→ Aim of the exercise: Copy every entry exactly.

→ Entries:
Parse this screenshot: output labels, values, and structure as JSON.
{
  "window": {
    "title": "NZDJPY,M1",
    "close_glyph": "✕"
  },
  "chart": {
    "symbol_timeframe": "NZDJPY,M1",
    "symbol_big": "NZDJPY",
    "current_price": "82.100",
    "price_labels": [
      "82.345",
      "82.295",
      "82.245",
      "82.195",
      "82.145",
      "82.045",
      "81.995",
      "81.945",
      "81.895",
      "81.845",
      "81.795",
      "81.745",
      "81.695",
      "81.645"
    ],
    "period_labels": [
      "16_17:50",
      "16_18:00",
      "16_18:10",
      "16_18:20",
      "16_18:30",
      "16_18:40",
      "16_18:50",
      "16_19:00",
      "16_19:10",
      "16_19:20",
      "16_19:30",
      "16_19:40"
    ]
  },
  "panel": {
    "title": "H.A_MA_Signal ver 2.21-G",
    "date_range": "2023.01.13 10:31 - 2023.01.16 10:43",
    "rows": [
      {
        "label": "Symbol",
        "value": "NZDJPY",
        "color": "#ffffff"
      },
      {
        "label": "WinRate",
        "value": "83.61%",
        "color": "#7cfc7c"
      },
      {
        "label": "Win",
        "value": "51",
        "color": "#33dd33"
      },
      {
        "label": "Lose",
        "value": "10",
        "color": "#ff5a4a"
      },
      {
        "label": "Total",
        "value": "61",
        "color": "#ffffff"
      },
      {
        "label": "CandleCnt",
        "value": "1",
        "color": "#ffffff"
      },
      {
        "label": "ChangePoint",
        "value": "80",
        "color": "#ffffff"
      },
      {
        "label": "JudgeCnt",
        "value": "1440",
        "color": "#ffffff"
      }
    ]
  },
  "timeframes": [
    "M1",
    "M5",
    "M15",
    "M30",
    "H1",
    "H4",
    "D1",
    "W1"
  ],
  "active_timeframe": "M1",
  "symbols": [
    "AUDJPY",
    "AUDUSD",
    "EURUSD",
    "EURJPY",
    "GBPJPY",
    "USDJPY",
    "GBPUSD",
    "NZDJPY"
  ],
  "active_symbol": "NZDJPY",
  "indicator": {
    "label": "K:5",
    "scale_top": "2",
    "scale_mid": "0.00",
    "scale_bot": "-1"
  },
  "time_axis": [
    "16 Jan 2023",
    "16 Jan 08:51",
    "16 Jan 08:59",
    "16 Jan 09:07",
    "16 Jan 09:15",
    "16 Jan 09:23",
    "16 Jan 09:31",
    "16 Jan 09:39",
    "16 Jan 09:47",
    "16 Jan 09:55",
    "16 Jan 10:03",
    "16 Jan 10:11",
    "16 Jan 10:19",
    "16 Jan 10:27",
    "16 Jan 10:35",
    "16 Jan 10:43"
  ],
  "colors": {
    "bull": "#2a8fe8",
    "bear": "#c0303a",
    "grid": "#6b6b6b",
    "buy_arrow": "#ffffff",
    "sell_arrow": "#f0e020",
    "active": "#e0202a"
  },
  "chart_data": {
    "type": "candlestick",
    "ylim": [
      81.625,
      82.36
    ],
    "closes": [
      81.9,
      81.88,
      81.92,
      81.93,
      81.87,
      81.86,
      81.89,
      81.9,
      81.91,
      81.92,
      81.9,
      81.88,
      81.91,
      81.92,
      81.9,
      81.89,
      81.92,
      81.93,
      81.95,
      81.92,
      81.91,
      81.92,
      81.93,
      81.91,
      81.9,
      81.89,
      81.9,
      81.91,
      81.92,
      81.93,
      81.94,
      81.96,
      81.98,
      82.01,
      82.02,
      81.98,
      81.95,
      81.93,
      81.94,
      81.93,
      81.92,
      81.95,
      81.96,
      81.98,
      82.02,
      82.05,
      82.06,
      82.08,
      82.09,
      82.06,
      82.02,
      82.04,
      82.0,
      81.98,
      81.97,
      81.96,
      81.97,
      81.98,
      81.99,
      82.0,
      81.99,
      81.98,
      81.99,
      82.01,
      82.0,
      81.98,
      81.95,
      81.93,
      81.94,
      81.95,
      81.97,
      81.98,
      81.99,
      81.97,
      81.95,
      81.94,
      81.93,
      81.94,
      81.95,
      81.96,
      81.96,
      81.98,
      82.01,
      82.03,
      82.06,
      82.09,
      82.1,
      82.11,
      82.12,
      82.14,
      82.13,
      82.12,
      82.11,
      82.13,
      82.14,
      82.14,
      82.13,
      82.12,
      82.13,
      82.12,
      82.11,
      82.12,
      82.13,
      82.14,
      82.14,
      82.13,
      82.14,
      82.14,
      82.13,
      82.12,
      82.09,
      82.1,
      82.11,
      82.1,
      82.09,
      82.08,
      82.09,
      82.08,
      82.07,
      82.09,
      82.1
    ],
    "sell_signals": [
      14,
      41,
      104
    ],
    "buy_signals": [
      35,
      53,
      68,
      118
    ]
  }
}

→ The completed task:
Parse this screenshot: output labels, values, and structure as JSON.
{
  "window": {
    "title": "NZDJPY,M1",
    "close_glyph": "✕"
  },
  "chart": {
    "symbol_timeframe": "NZDJPY,M1",
    "symbol_big": "NZDJPY",
    "current_price": "82.100",
    "price_labels": [
      "82.345",
      "82.295",
      "82.245",
      "82.195",
      "82.145",
      "82.045",
      "81.995",
      "81.945",
      "81.895",
      "81.845",
      "81.795",
      "81.745",
      "81.695",
      "81.645"
    ],
    "period_labels": [
      "16_17:50",
      "16_18:00",
      "16_18:10",
      "16_18:20",
      "16_18:30",
      "16_18:40",
      "16_18:50",
      "16_19:00",
      "16_19:10",
      "16_19:20",
      "16_19:30",
      "16_19:40"
    ]
  },
  "panel": {
    "title": "H.A_MA_Signal ver 2.21-G",
    "date_range": "2023.01.13 10:31 - 2023.01.16 10:43",
    "rows": [
      {
        "label": "Symbol",
        "value": "NZDJPY",
        "color": "#ffffff"
      },
      {
        "label": "WinRate",
        "value": "83.61%",
        "color": "#7cfc7c"
      },
      {
        "label": "Win",
        "value": "51",
        "color": "#33dd33"
      },
      {
        "label": "Lose",
        "value": "10",
        "color": "#ff5a4a"
      },
      {
        "label": "Total",
        "value": "61",
        "color": "#ffffff"
      },
      {
        "label": "CandleCnt",
        "value": "1",
        "color": "#ffffff"
      },
      {
        "label": "ChangePoint",
        "value": "80",
        "color": "#ffffff"
      },
      {
        "label": "JudgeCnt",
        "value": "1440",
        "color": "#ffffff"
      }
    ]
  },
  "timeframes": [
    "M1",
    "M5",
    "M15",
    "M30",
    "H1",
    "H4",
    "D1",
    "W1"
  ],
  "active_timeframe": "M1",
  "symbols": [
    "AUDJPY",
    "AUDUSD",
    "EURUSD",
    "EURJPY",
    "GBPJPY",
    "USDJPY",
    "GBPUSD",
    "NZDJPY"
  ],
  "active_symbol": "NZDJPY",
  "indicator": {
    "label": "K:5",
    "scale_top": "2",
    "scale_mid": "0.00",
    "scale_bot": "-1"
  },
  "time_axis": [
    "16 Jan 2023",
    "16 Jan 08:51",
    "16 Jan 08:59",
    "16 Jan 09:07",
    "16 Jan 09:15",
    "16 Jan 09:23",
    "16 Jan 09:31",
    "16 Jan 09:39",
    "16 Jan 09:47",
    "16 Jan 09:55",
    "16 Jan 10:03",
    "16 Jan 10:11",
    "16 Jan 10:19",
    "16 Jan 10:27",
    "16 Jan 10:35",
    "16 Jan 10:43"
  ],
  "colors": {
    "bull": "#2a8fe8",
    "bear": "#c0303a",
    "grid": "#6b6b6b",
    "buy_arrow": "#ffffff",
    "sell_arrow": "#f0e020",
    "active": "#e0202a"
  },
  "chart_data": {
    "type": "candlestick",
    "ylim": [
      81.625,
      82.36
    ],
    "closes": [
      81.9,
      81.88,
      81.92,
      81.93,
      81.87,
      81.86,
      81.89,
      81.9,
      81.91,
      81.92,
      81.9,
      81.88,
      81.91,
      81.92,
      81.9,
      81.89,
      81.92,
      81.93,
      81.95,
      81.92,
      81.91,
      81.92,
      81.93,
      81.91,
      81.9,
      81.89,
      81.9,
      81.91,
      81.92,
      81.93,
      81.94,
      81.96,
      81.98,
      82.01,
      82.02,
      81.98,
      81.95,
      81.93,
      81.94,
      81.93,
      81.92,
      81.95,
      81.96,
      81.98,
      82.02,
      82.05,
      82.06,
      82.08,
      82.09,
      82.06,
      82.02,
      82.04,
      82.0,
      81.98,
      81.97,
      81.96,
      81.97,
      81.98,
      81.99,
      82.0,
      81.99,
      81.98,
      81.99,
      82.01,
      82.0,
      81.98,
      81.95,
      81.93,
      81.94,
      81.95,
      81.97,
      81.98,
      81.99,
      81.97,
      81.95,
      81.94,
      81.93,
      81.94,
      81.95,
      81.96,
      81.96,
      81.98,
      82.01,
      82.03,
      82.06,
      82.09,
      82.1,
      82.11,
      82.12,
      82.14,
      82.13,
      82.12,
      82.11,
      82.13,
      82.14,
      82.14,
      82.13,
      82.12,
      82.13,
      82.12,
      82.11,
      82.12,
      82.13,
      82.14,
      82.14,
      82.13,
      82.14,
      82.14,
      82.13,
      82.12,
      82.09,
      82.1,
      82.11,
      82.1,
      82.09,
      82.08,
      82.09,
      82.08,
      82.07,
      82.09,
      82.1
    ],
    "sell_signals": [
      14,
      41,
      104
    ],
    "buy_signals": [
      35,
      53,
      68,
      118
    ]
  }
}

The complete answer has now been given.